◆ **Instructions to follow**:
Say how many lines include the word "EKSPORTU", using only a number.

◆ **Stored records**:
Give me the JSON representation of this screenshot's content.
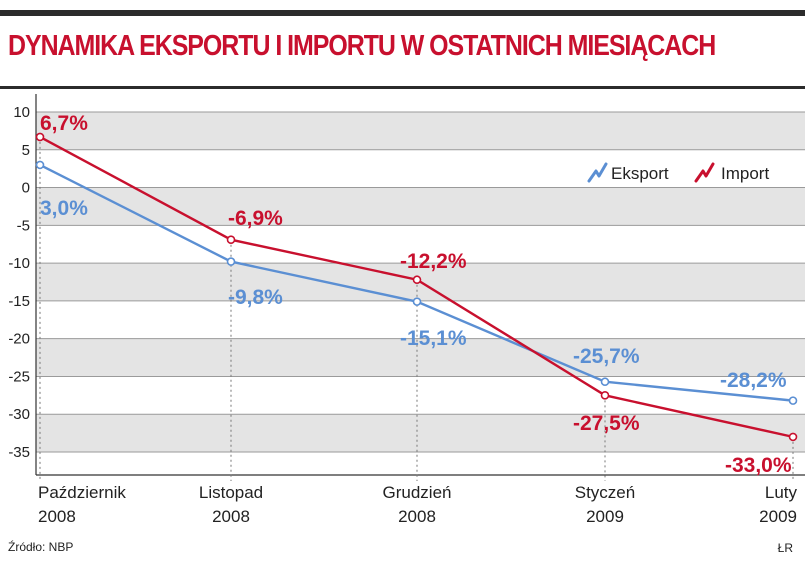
{
  "title": "DYNAMIKA EKSPORTU I IMPORTU W OSTATNICH MIESIĄCACH",
  "source": "Źródło: NBP",
  "author": "ŁR",
  "colors": {
    "eksport": "#5b8fd3",
    "import": "#c8102e",
    "band": "#e4e4e4",
    "title": "#c8102e"
  },
  "chart_data": {
    "type": "line",
    "title": "DYNAMIKA EKSPORTU I IMPORTU W OSTATNICH MIESIĄCACH",
    "xlabel": "",
    "ylabel": "",
    "ylim": [
      -40,
      10
    ],
    "yticks": [
      10,
      5,
      0,
      -5,
      -10,
      -15,
      -20,
      -25,
      -30,
      -35
    ],
    "yticklabels": [
      "10",
      "5",
      "0",
      "-5",
      "-10",
      "-15",
      "-20",
      "-25",
      "-30",
      "-35"
    ],
    "categories": [
      [
        "Październik",
        "2008"
      ],
      [
        "Listopad",
        "2008"
      ],
      [
        "Grudzień",
        "2008"
      ],
      [
        "Styczeń",
        "2009"
      ],
      [
        "Luty",
        "2009"
      ]
    ],
    "legend_position": "top-right",
    "grid": true,
    "series": [
      {
        "name": "Eksport",
        "color_key": "eksport",
        "values": [
          3.0,
          -9.8,
          -15.1,
          -25.7,
          -28.2
        ],
        "labels": [
          "3,0%",
          "-9,8%",
          "-15,1%",
          "-25,7%",
          "-28,2%"
        ]
      },
      {
        "name": "Import",
        "color_key": "import",
        "values": [
          6.7,
          -6.9,
          -12.2,
          -27.5,
          -33.0
        ],
        "labels": [
          "6,7%",
          "-6,9%",
          "-12,2%",
          "-27,5%",
          "-33,0%"
        ]
      }
    ]
  }
}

◆ **Exercise response**:
2